[Data records]
--

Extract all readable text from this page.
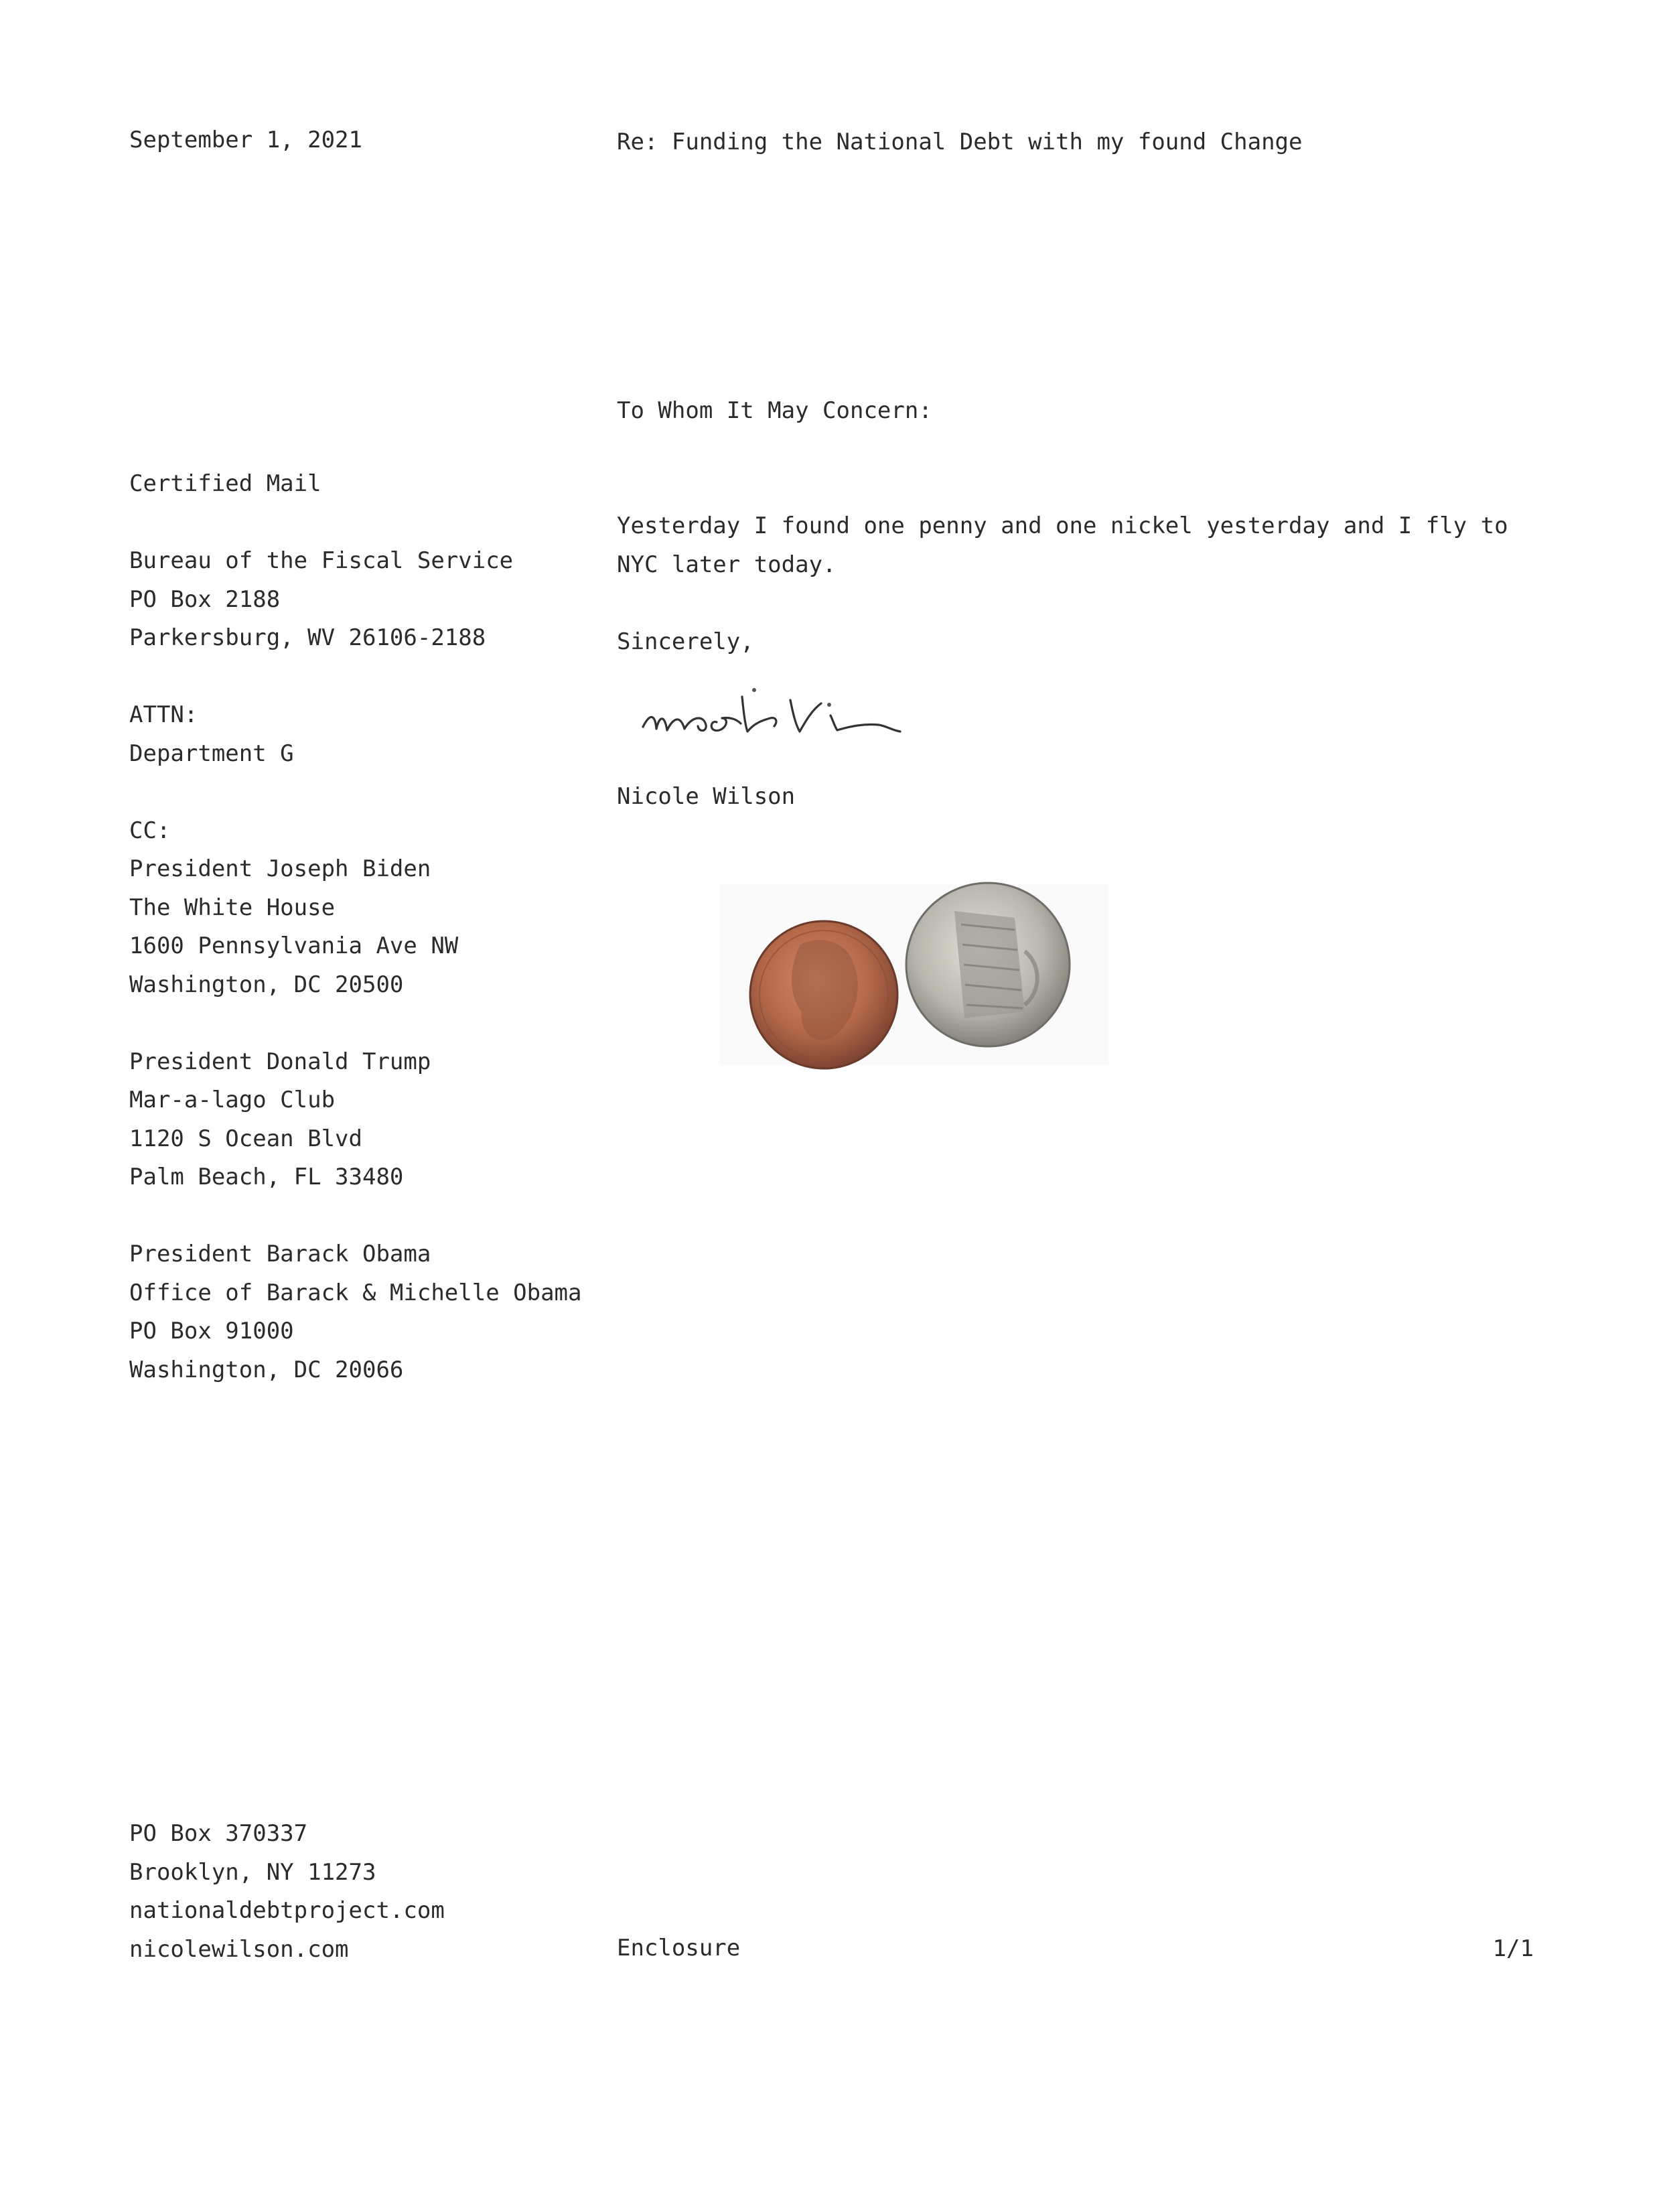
September 1, 2021	Re: Funding the National Debt with my found Change
To Whom It May Concern:
Certified Mail
Bureau of the Fiscal Service
PO Box 2188
Parkersburg, WV 26106-2188
ATTN:
Department G
CC:
President Joseph Biden
The White House
1600 Pennsylvania Ave NW
Washington, DC 20500
President Donald Trump
Mar-a-lago Club
1120 S Ocean Blvd
Palm Beach, FL 33480
President Barack Obama
Office of Barack & Michelle Obama
PO Box 91000
Washington, DC 20066
Yesterday I found one penny and one nickel yesterday and I fly to
NYC later today.
Sincerely,
Nicole Wilson
PO Box 370337
Brooklyn, NY 11273
nationaldebtproject.com
nicolewilson.com	Enclosure	1/1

--

EXERCISE GOAL: Every line of the data above should be quoted exactly. Omit the pictures.

PROBLEM SOLUTION:
Extract all readable text from this page.
September 1, 2021	Re: Funding the National Debt with my found Change
To Whom It May Concern:
Certified Mail
Bureau of the Fiscal Service
PO Box 2188
Parkersburg, WV 26106-2188
ATTN:
Department G
CC:
President Joseph Biden
The White House
1600 Pennsylvania Ave NW
Washington, DC 20500
President Donald Trump
Mar-a-lago Club
1120 S Ocean Blvd
Palm Beach, FL 33480
President Barack Obama
Office of Barack & Michelle Obama
PO Box 91000
Washington, DC 20066
Yesterday I found one penny and one nickel yesterday and I fly to
NYC later today.
Sincerely,
Nicole Wilson
PO Box 370337
Brooklyn, NY 11273
nationaldebtproject.com
nicolewilson.com	Enclosure	1/1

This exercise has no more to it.